Problem requirements:
Lines containing the word "НАШЕ" are the ones to copy from the records below.

(Data records)

* START *

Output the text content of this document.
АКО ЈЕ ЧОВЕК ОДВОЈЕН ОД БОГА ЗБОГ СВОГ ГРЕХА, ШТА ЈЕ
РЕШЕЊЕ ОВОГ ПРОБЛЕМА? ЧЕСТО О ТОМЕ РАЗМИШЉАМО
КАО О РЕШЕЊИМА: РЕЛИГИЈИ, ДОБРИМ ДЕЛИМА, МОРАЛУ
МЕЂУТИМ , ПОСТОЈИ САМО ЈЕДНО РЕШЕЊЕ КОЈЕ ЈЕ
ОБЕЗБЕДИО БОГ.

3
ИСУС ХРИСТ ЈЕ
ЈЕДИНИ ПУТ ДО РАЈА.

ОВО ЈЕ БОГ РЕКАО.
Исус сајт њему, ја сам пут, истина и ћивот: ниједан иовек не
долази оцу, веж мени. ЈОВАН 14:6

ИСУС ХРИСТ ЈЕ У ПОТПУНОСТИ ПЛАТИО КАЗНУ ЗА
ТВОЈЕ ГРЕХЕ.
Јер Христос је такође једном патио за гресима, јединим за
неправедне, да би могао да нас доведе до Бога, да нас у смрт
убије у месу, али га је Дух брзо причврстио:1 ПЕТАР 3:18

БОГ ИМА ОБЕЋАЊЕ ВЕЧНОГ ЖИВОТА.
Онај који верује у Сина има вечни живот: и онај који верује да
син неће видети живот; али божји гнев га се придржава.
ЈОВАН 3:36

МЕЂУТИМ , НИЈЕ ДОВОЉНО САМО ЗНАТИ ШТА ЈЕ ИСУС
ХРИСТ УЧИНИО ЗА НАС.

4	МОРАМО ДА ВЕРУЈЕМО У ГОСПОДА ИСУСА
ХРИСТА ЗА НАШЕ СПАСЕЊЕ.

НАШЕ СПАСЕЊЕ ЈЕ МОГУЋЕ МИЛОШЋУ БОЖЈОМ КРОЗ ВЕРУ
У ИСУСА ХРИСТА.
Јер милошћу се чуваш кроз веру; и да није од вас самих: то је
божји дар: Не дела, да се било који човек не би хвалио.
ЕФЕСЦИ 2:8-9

* END *

Answer for the task:
ХРИСТА ЗА НАШЕ СПАСЕЊЕ.
НАШЕ СПАСЕЊЕ ЈЕ МОГУЋЕ МИЛОШЋУ БОЖЈОМ КРОЗ ВЕРУ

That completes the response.